§ **What needs to be done**
Work out how many lines have "legend" in them. Give only that number.

§ **Material for this exercise**

________________

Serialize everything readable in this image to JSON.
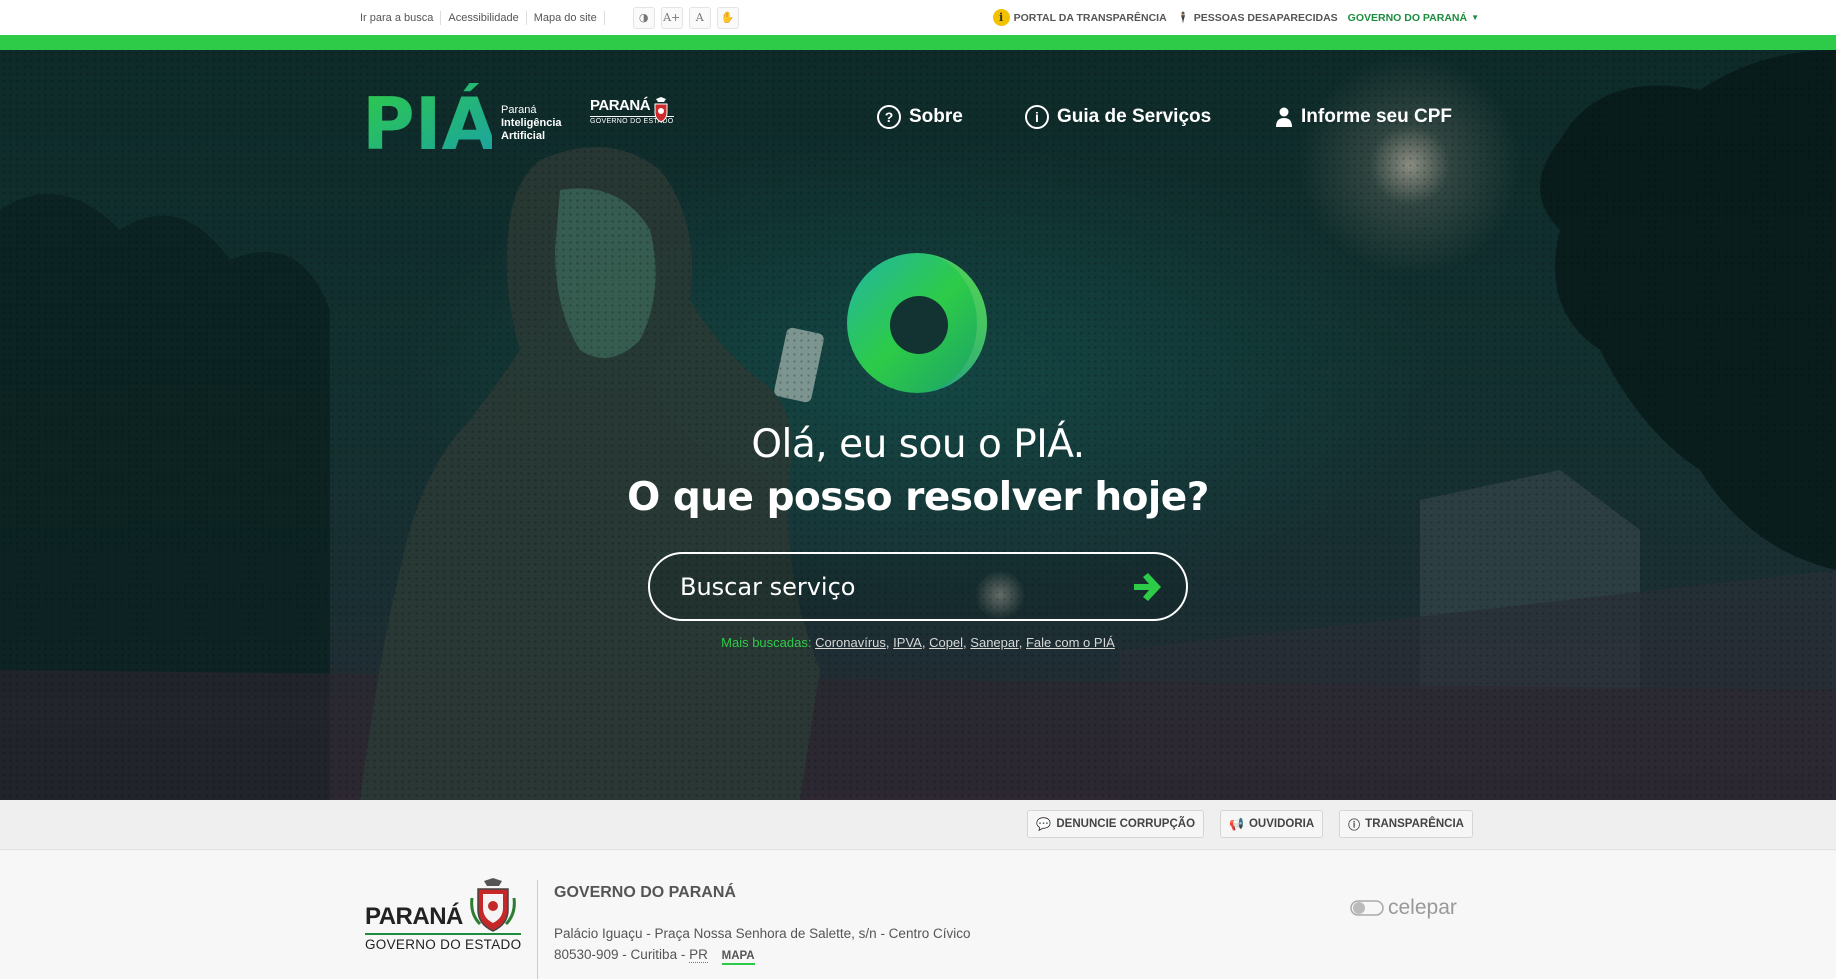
{
  "topbar": {
    "links": [
      "Ir para a busca",
      "Acessibilidade",
      "Mapa do site"
    ],
    "accessibility_buttons": [
      {
        "icon": "contrast-icon",
        "glyph": "◑"
      },
      {
        "icon": "font-increase-icon",
        "glyph": "A+"
      },
      {
        "icon": "font-reset-icon",
        "glyph": "A"
      },
      {
        "icon": "sign-language-icon",
        "glyph": "✋"
      }
    ],
    "transparency_label": "PORTAL DA TRANSPARÊNCIA",
    "missing_label": "PESSOAS DESAPARECIDAS",
    "gov_label": "GOVERNO DO PARANÁ"
  },
  "header": {
    "logo_text": "PIÁ",
    "logo_sub": [
      "Paraná",
      "Inteligência",
      "Artificial"
    ],
    "state_logo_name": "PARANÁ",
    "state_logo_sub": "GOVERNO DO ESTADO",
    "nav": [
      {
        "label": "Sobre",
        "icon": "question-icon"
      },
      {
        "label": "Guia de Serviços",
        "icon": "info-icon"
      },
      {
        "label": "Informe seu CPF",
        "icon": "user-icon"
      }
    ]
  },
  "hero": {
    "greeting": "Olá, eu sou o PIÁ.",
    "question": "O que posso resolver hoje?",
    "search_placeholder": "Buscar serviço",
    "popular_label": "Mais buscadas:",
    "popular_links": [
      "Coronavírus",
      "IPVA",
      "Copel",
      "Sanepar",
      "Fale com o PIÁ"
    ]
  },
  "quick_links": [
    {
      "label": "DENUNCIE CORRUPÇÃO",
      "icon": "chat-icon"
    },
    {
      "label": "OUVIDORIA",
      "icon": "megaphone-icon"
    },
    {
      "label": "TRANSPARÊNCIA",
      "icon": "info-icon"
    }
  ],
  "footer": {
    "logo_name": "PARANÁ",
    "logo_sub": "GOVERNO DO ESTADO",
    "title": "GOVERNO DO PARANÁ",
    "address_line1": "Palácio Iguaçu - Praça Nossa Senhora de Salette, s/n - Centro Cívico",
    "address_cep_city": "80530-909 - Curitiba - ",
    "address_state": "PR",
    "map_label": "MAPA",
    "partner": "celepar"
  },
  "colors": {
    "accent_green": "#2dcb48",
    "gov_green": "#1d8c3f",
    "hero_dark": "#12302f"
  }
}
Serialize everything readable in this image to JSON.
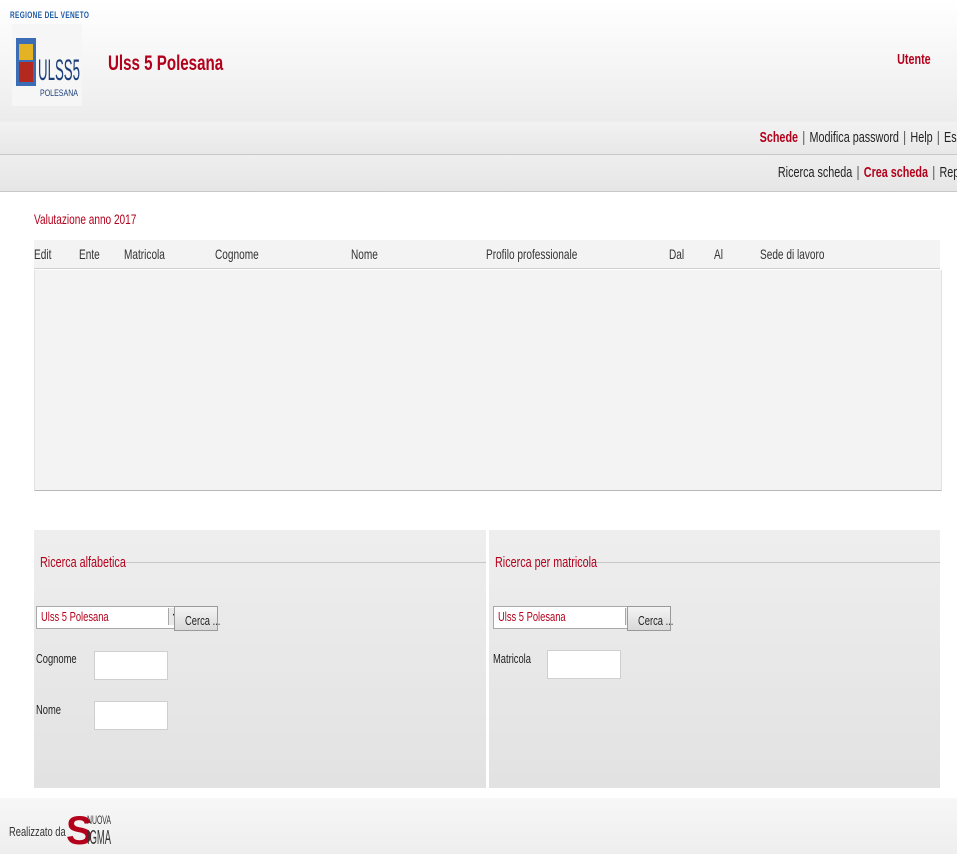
{
  "header": {
    "region_label": "REGIONE DEL VENETO",
    "app_title": "Ulss 5 Polesana",
    "user_link": "Utente",
    "logo_text": "ULSS5",
    "logo_subtext": "POLESANA"
  },
  "nav_main": [
    {
      "label": "Schede",
      "active": true
    },
    {
      "label": "Modifica password",
      "active": false
    },
    {
      "label": "Help",
      "active": false
    },
    {
      "label": "Es",
      "active": false
    }
  ],
  "nav_sub": [
    {
      "label": "Ricerca scheda",
      "active": false
    },
    {
      "label": "Crea scheda",
      "active": true
    },
    {
      "label": "Repo",
      "active": false
    }
  ],
  "results": {
    "title": "Valutazione anno 2017",
    "columns": [
      "Edit",
      "Ente",
      "Matricola",
      "Cognome",
      "Nome",
      "Profilo professionale",
      "Dal",
      "Al",
      "Sede di lavoro"
    ],
    "rows": []
  },
  "search_alpha": {
    "legend": "Ricerca alfabetica",
    "ente_selected": "Ulss 5 Polesana",
    "button": "Cerca ...",
    "cognome_label": "Cognome",
    "cognome_value": "",
    "nome_label": "Nome",
    "nome_value": ""
  },
  "search_matricola": {
    "legend": "Ricerca per matricola",
    "ente_selected": "Ulss 5 Polesana",
    "button": "Cerca ...",
    "matricola_label": "Matricola",
    "matricola_value": ""
  },
  "footer": {
    "text": "Realizzato da",
    "brand_top": "NUOVA",
    "brand_bottom": "SIGMA"
  },
  "colors": {
    "accent": "#b3001b",
    "panel": "#e6e6e6",
    "nav": "#ececec"
  }
}
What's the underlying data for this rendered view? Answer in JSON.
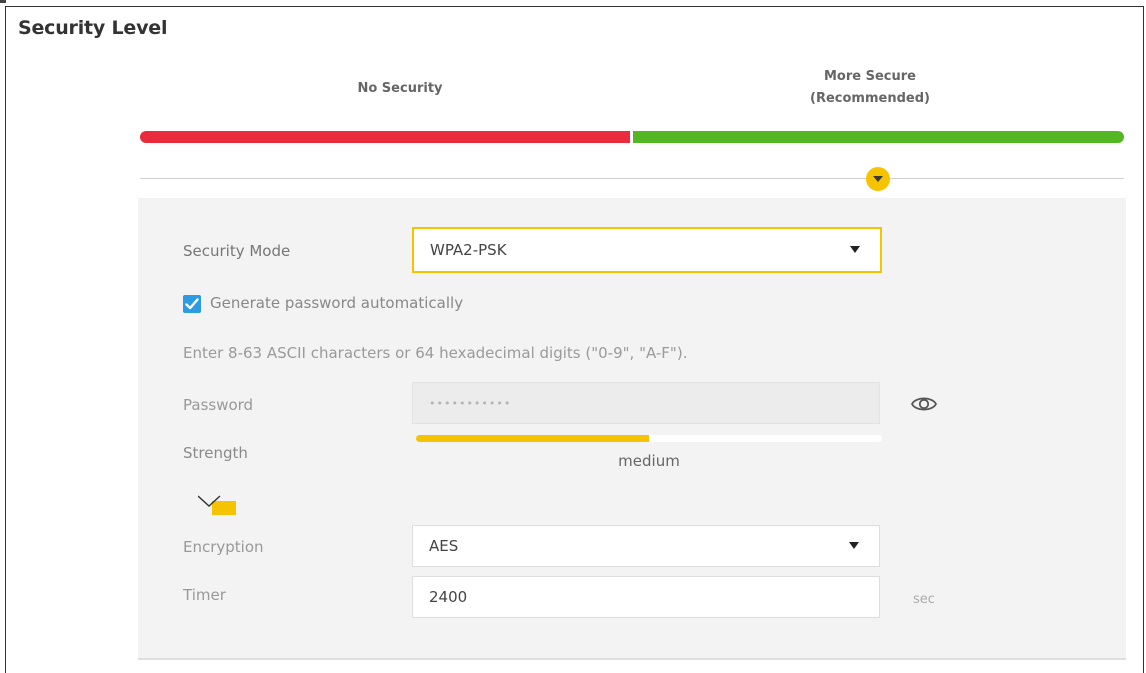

________________

§ **Solved exercise**
2